- _WHAT TO DO_
Every entry below should be transcribed exactly; pictures stay out of the copy.

- _DATA SUPPLIED_
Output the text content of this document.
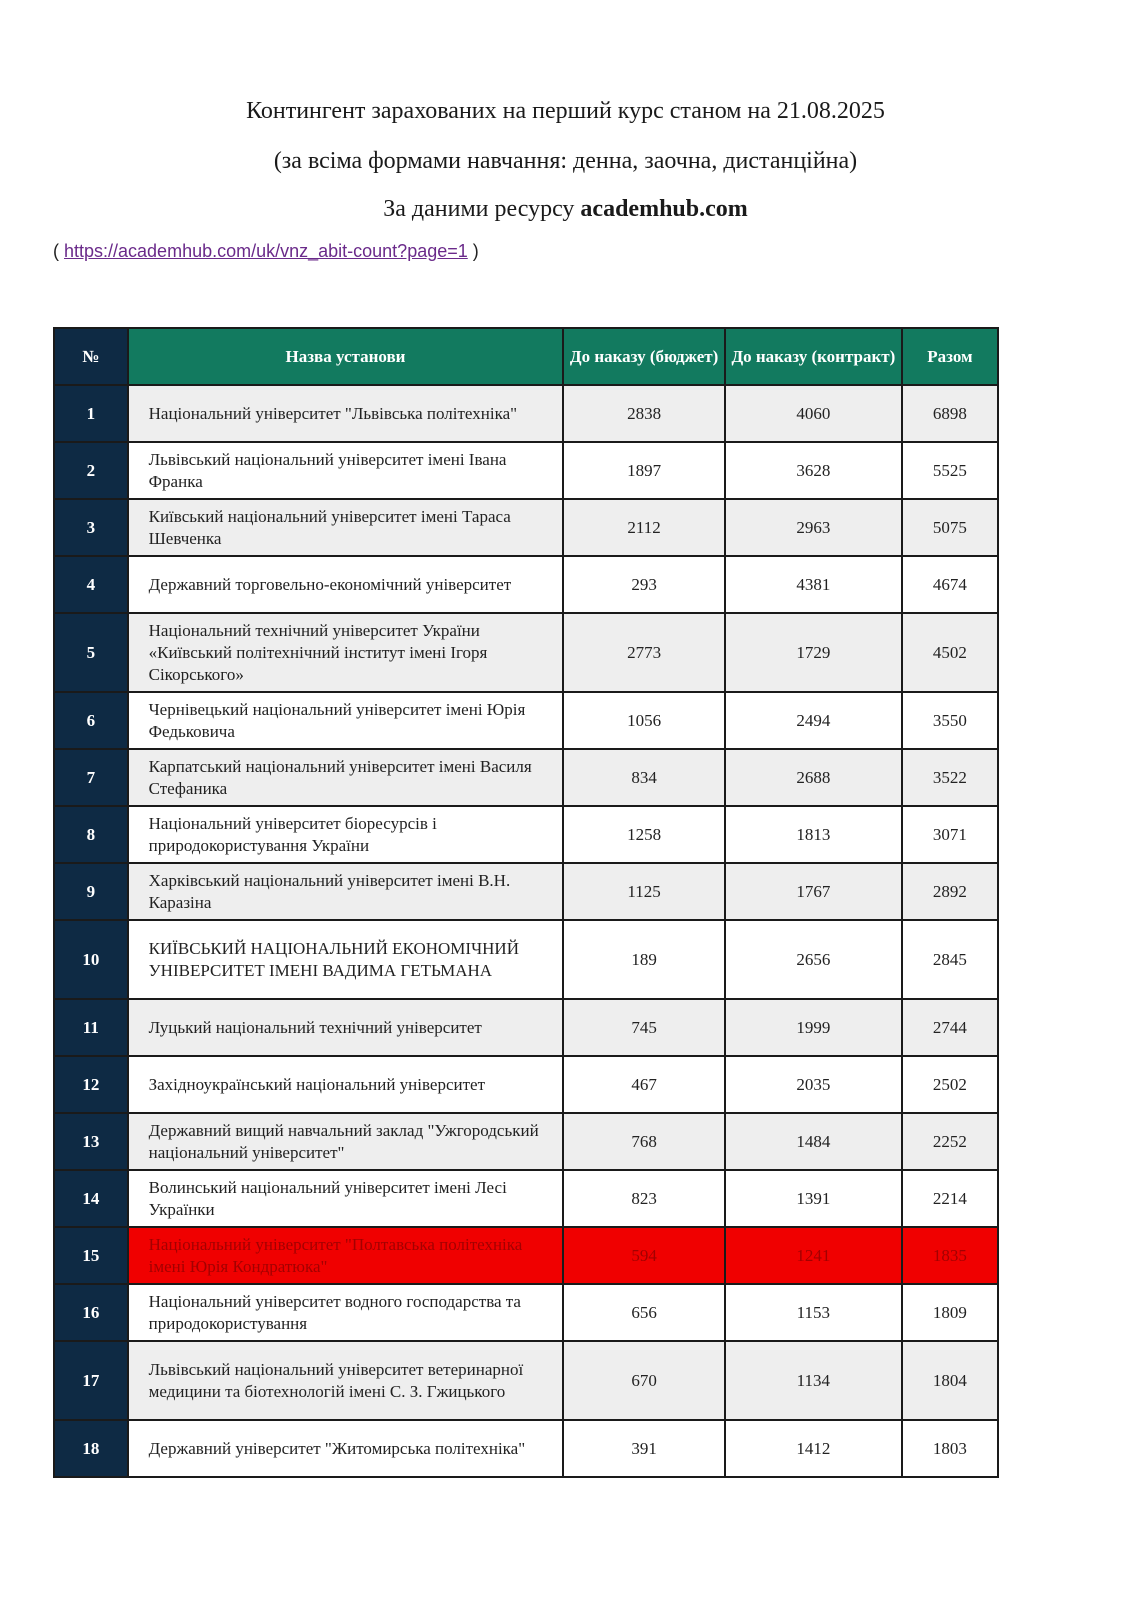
Контингент зарахованих на перший курс станом на 21.08.2025
(за всіма формами навчання: денна, заочна, дистанційна)
За даними ресурсу academhub.com
( https://academhub.com/uk/vnz_abit-count?page=1 )
№	Назва установи	До наказу (бюджет)	До наказу (контракт)	Разом
1	Національний університет "Львівська політехніка"	2838	4060	6898
2	Львівський національний університет імені Івана Франка	1897	3628	5525
3	Київський національний університет імені Тараса Шевченка	2112	2963	5075
4	Державний торговельно-економічний університет	293	4381	4674
5	Національний технічний університет України «Київський політехнічний інститут імені Ігоря Сікорського»	2773	1729	4502
6	Чернівецький національний університет імені Юрія Федьковича	1056	2494	3550
7	Карпатський національний університет імені Василя Стефаника	834	2688	3522
8	Національний університет біоресурсів і природокористування України	1258	1813	3071
9	Харківський національний університет імені В.Н. Каразіна	1125	1767	2892
10	КИЇВСЬКИЙ НАЦІОНАЛЬНИЙ ЕКОНОМІЧНИЙ УНІВЕРСИТЕТ ІМЕНІ ВАДИМА ГЕТЬМАНА	189	2656	2845
11	Луцький національний технічний університет	745	1999	2744
12	Західноукраїнський національний університет	467	2035	2502
13	Державний вищий навчальний заклад "Ужгородський національний університет"	768	1484	2252
14	Волинський національний університет імені Лесі Українки	823	1391	2214
15	Національний університет "Полтавська політехніка імені Юрія Кондратюка"	594	1241	1835
16	Національний університет водного господарства та природокористування	656	1153	1809
17	Львівський національний університет ветеринарної медицини та біотехнологій імені С. З. Гжицького	670	1134	1804
18	Державний університет "Житомирська політехніка"	391	1412	1803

- _CORRECT OUTPUT_
Output the text content of this document.
Контингент зарахованих на перший курс станом на 21.08.2025
(за всіма формами навчання: денна, заочна, дистанційна)
За даними ресурсу academhub.com
( https://academhub.com/uk/vnz_abit-count?page=1 )
№	Назва установи	До наказу (бюджет)	До наказу (контракт)	Разом
1	Національний університет "Львівська політехніка"	2838	4060	6898
2	Львівський національний університет імені Івана Франка	1897	3628	5525
3	Київський національний університет імені Тараса Шевченка	2112	2963	5075
4	Державний торговельно-економічний університет	293	4381	4674
5	Національний технічний університет України «Київський політехнічний інститут імені Ігоря Сікорського»	2773	1729	4502
6	Чернівецький національний університет імені Юрія Федьковича	1056	2494	3550
7	Карпатський національний університет імені Василя Стефаника	834	2688	3522
8	Національний університет біоресурсів і природокористування України	1258	1813	3071
9	Харківський національний університет імені В.Н. Каразіна	1125	1767	2892
10	КИЇВСЬКИЙ НАЦІОНАЛЬНИЙ ЕКОНОМІЧНИЙ УНІВЕРСИТЕТ ІМЕНІ ВАДИМА ГЕТЬМАНА	189	2656	2845
11	Луцький національний технічний університет	745	1999	2744
12	Західноукраїнський національний університет	467	2035	2502
13	Державний вищий навчальний заклад "Ужгородський національний університет"	768	1484	2252
14	Волинський національний університет імені Лесі Українки	823	1391	2214
15	Національний університет "Полтавська політехніка імені Юрія Кондратюка"	594	1241	1835
16	Національний університет водного господарства та природокористування	656	1153	1809
17	Львівський національний університет ветеринарної медицини та біотехнологій імені С. З. Гжицького	670	1134	1804
18	Державний університет "Житомирська політехніка"	391	1412	1803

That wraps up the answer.